> **WHAT TO DO**
Pictures aside, repeat every entry exactly.
|---|
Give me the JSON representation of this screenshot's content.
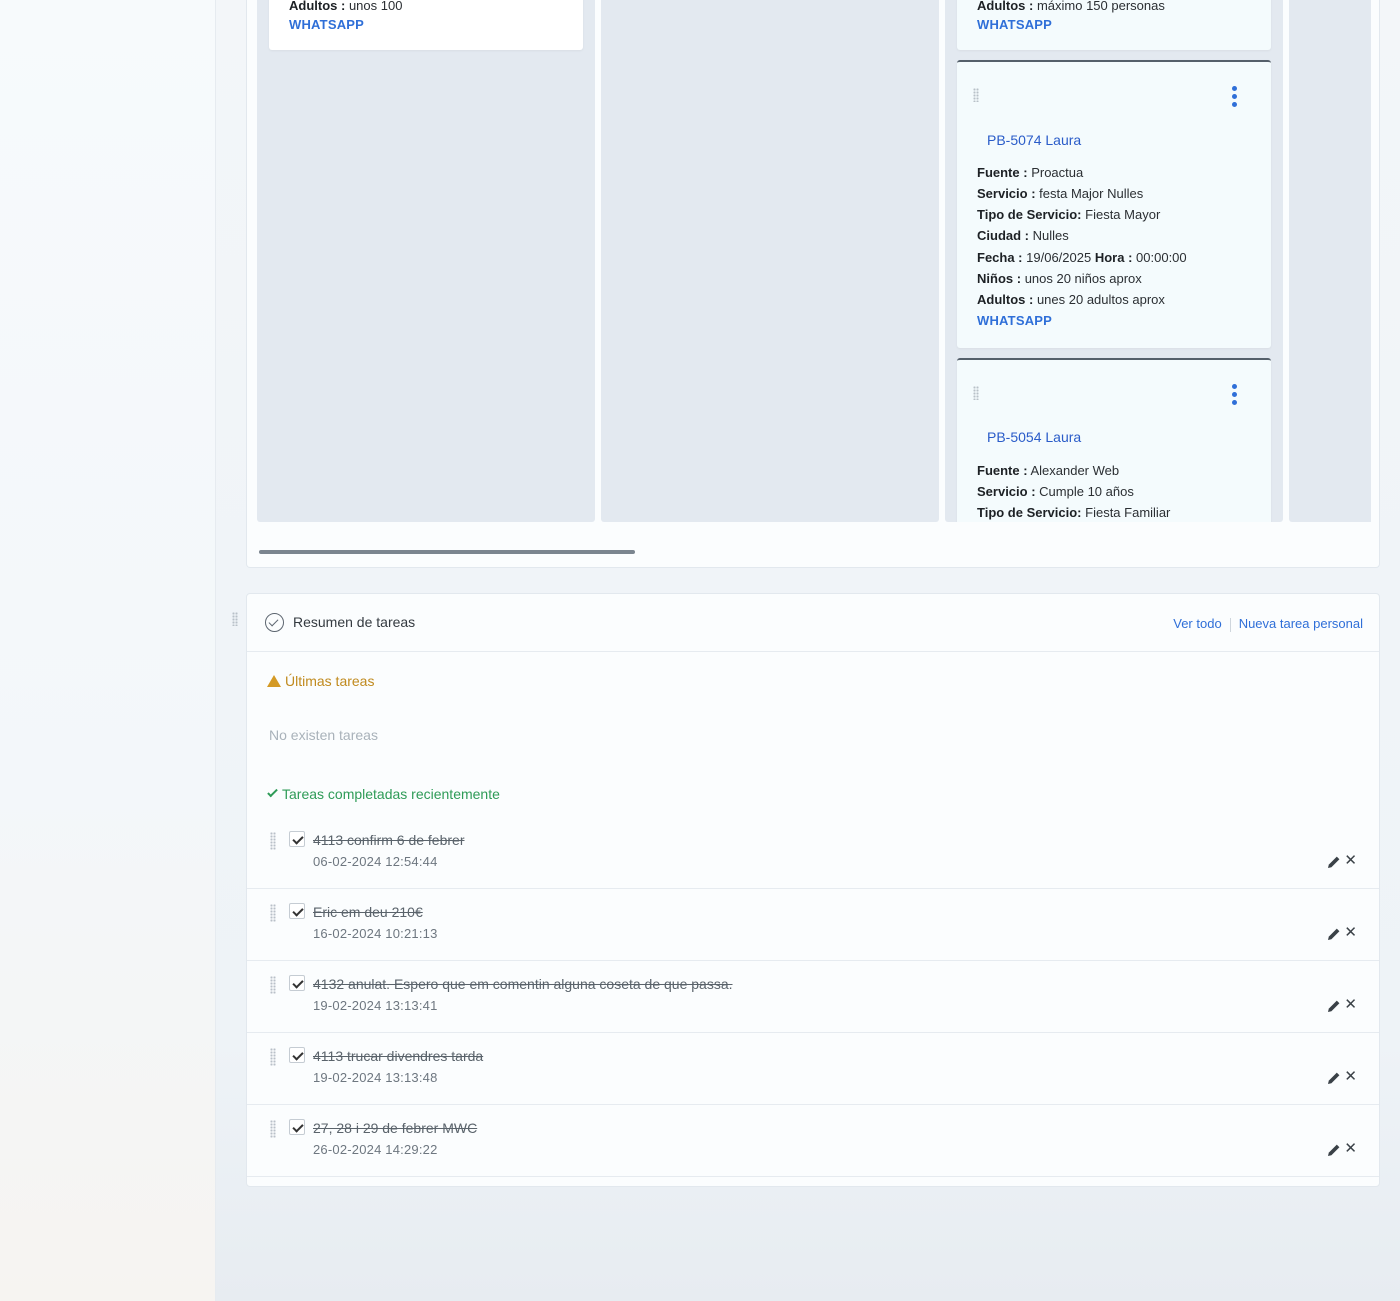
{
  "kanban": {
    "col1_card": {
      "adultos_label": "Adultos :",
      "adultos_value": "unos 100",
      "whatsapp": "WHATSAPP"
    },
    "col3_partial": {
      "adultos_label": "Adultos :",
      "adultos_value": "máximo 150 personas",
      "whatsapp": "WHATSAPP"
    },
    "col3_card1": {
      "title": "PB-5074 Laura",
      "fuente_label": "Fuente :",
      "fuente": "Proactua",
      "servicio_label": "Servicio :",
      "servicio": "festa Major Nulles",
      "tipo_label": "Tipo de Servicio:",
      "tipo": "Fiesta Mayor",
      "ciudad_label": "Ciudad :",
      "ciudad": "Nulles",
      "fecha_label": "Fecha :",
      "fecha": "19/06/2025",
      "hora_label": "Hora :",
      "hora": "00:00:00",
      "ninos_label": "Niños :",
      "ninos": "unos 20 niños aprox",
      "adultos_label": "Adultos :",
      "adultos": "unes 20 adultos aprox",
      "whatsapp": "WHATSAPP"
    },
    "col3_card2": {
      "title": "PB-5054 Laura",
      "fuente_label": "Fuente :",
      "fuente": "Alexander Web",
      "servicio_label": "Servicio :",
      "servicio": "Cumple 10 años",
      "tipo_label": "Tipo de Servicio:",
      "tipo": "Fiesta Familiar"
    },
    "kebab_icon": "more-vertical",
    "drag_icon": "drag-handle"
  },
  "tasks": {
    "title": "Resumen de tareas",
    "ver_todo": "Ver todo",
    "nueva": "Nueva tarea personal",
    "ultimas": "Últimas tareas",
    "empty": "No existen tareas",
    "completadas": "Tareas completadas recientemente",
    "items": [
      {
        "text": "4113 confirm 6 de febrer",
        "date": "06-02-2024 12:54:44"
      },
      {
        "text": "Eric em deu 210€",
        "date": "16-02-2024 10:21:13"
      },
      {
        "text": "4132 anulat. Espero que em comentin alguna coseta de que passa.",
        "date": "19-02-2024 13:13:41"
      },
      {
        "text": "4113 trucar divendres tarda",
        "date": "19-02-2024 13:13:48"
      },
      {
        "text": "27, 28 i 29 de febrer MWC",
        "date": "26-02-2024 14:29:22"
      }
    ],
    "icons": {
      "header": "check-circle",
      "warning": "warning-triangle",
      "done": "checkmark",
      "edit": "pencil",
      "delete": "close-x"
    },
    "colors": {
      "link": "#2f6fd8",
      "warning": "#c08a1e",
      "success": "#2e9b57"
    },
    "delete_glyph": "✕"
  }
}
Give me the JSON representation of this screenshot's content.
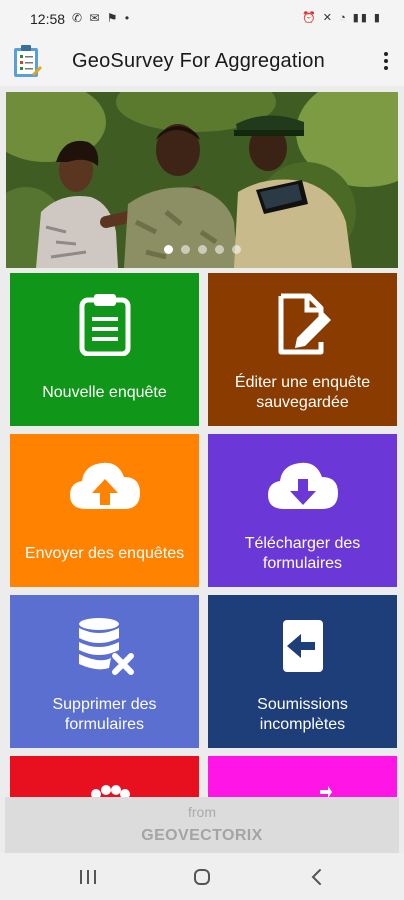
|---|
> **RESULT OF THE EXERCISE**
Give me the JSON representation of this screenshot's content.
{
  "kanban": {
    "col1_card": {
      "adultos_label": "Adultos :",
      "adultos_value": "unos 100",
      "whatsapp": "WHATSAPP"
    },
    "col3_partial": {
      "adultos_label": "Adultos :",
      "adultos_value": "máximo 150 personas",
      "whatsapp": "WHATSAPP"
    },
    "col3_card1": {
      "title": "PB-5074 Laura",
      "fuente_label": "Fuente :",
      "fuente": "Proactua",
      "servicio_label": "Servicio :",
      "servicio": "festa Major Nulles",
      "tipo_label": "Tipo de Servicio:",
      "tipo": "Fiesta Mayor",
      "ciudad_label": "Ciudad :",
      "ciudad": "Nulles",
      "fecha_label": "Fecha :",
      "fecha": "19/06/2025",
      "hora_label": "Hora :",
      "hora": "00:00:00",
      "ninos_label": "Niños :",
      "ninos": "unos 20 niños aprox",
      "adultos_label": "Adultos :",
      "adultos": "unes 20 adultos aprox",
      "whatsapp": "WHATSAPP"
    },
    "col3_card2": {
      "title": "PB-5054 Laura",
      "fuente_label": "Fuente :",
      "fuente": "Alexander Web",
      "servicio_label": "Servicio :",
      "servicio": "Cumple 10 años",
      "tipo_label": "Tipo de Servicio:",
      "tipo": "Fiesta Familiar"
    },
    "kebab_icon": "more-vertical",
    "drag_icon": "drag-handle"
  },
  "tasks": {
    "title": "Resumen de tareas",
    "ver_todo": "Ver todo",
    "nueva": "Nueva tarea personal",
    "ultimas": "Últimas tareas",
    "empty": "No existen tareas",
    "completadas": "Tareas completadas recientemente",
    "items": [
      {
        "text": "4113 confirm 6 de febrer",
        "date": "06-02-2024 12:54:44"
      },
      {
        "text": "Eric em deu 210€",
        "date": "16-02-2024 10:21:13"
      },
      {
        "text": "4132 anulat. Espero que em comentin alguna coseta de que passa.",
        "date": "19-02-2024 13:13:41"
      },
      {
        "text": "4113 trucar divendres tarda",
        "date": "19-02-2024 13:13:48"
      },
      {
        "text": "27, 28 i 29 de febrer MWC",
        "date": "26-02-2024 14:29:22"
      }
    ],
    "icons": {
      "header": "check-circle",
      "warning": "warning-triangle",
      "done": "checkmark",
      "edit": "pencil",
      "delete": "close-x"
    },
    "colors": {
      "link": "#2f6fd8",
      "warning": "#c08a1e",
      "success": "#2e9b57"
    },
    "delete_glyph": "✕"
  }
}
Give me the JSON representation of this screenshot's content.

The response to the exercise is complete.